**Text to read:**

+++

Mathematician

Some might claim that the two phrases that I used to describe Archimedes in the title of this post say the same thing. Even though mathematicians have the reputation of being strange, I am honored, but humbled to claim the mantle of a mathematician. The roles and duties of a mathematician are to identify and solve problems, to quantify and count those things that can be enumerated, to unfold and qualify those things which can’t be enumerated, and to discover and disseminate the beauty of patterns within this world.

It is a big job. However, I was called to this vocation and I love it. I know that my mathematical accomplishments will hold a candle to those of Archimedes. Nevertheless, I count it a privilege to work in the shadow of Archimedes, Pythagoras, and so many others.

According to the many legends about Archimedes, the opening sketch shows him in what would have been a typical pose for him: deep in thought pondering a mathematical, geometric, or engineering problem, tinkering with some toy, piece of equipment, or prototype. Archimedes was the archetypical professor, preoccupied in his thoughts to the exclusion of everything else.

It is believed that Archimedes was born sometime in the year 287 BC, in the city of Syracuse on the island of Sicily.  His father, Phidias, was a well-known astronomer and mathematician, and a relative of the King of Syracuse. As a young child, Archimedes was tutored by the best teachers in Italy. In his teen years, he reportedly traveled to Egypt and studied under their greatest teachers, mathematicians, scientists, and engineers. In his early twenties, he returned to Syracuse where he lived the remainder of his life, solving problems and corresponding with his Egyptian colleagues.

+++

**Collected material:**
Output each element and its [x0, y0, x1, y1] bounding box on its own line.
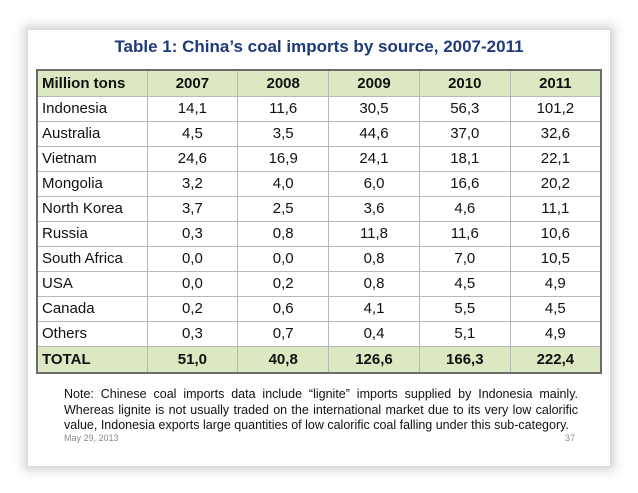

+++

**Short problem A:**
In the post on Archimedes, who was Archimedes' father?
**Short problem B:**
According to the post on Archimedes, why would the pose in the opening sketch have been typical for him? Answer in one to three sentences.

**Final answer A:**
Phidias, a well-known astronomer and mathematician and a relative of the King of Syracuse.

**Final answer B:**
According to the many legends about him, Archimedes was usually deep in thought over a mathematical, geometric, or engineering problem, or tinkering with a toy, piece of equipment, or prototype. He was the archetypical professor, preoccupied with his thoughts to the exclusion of everything else.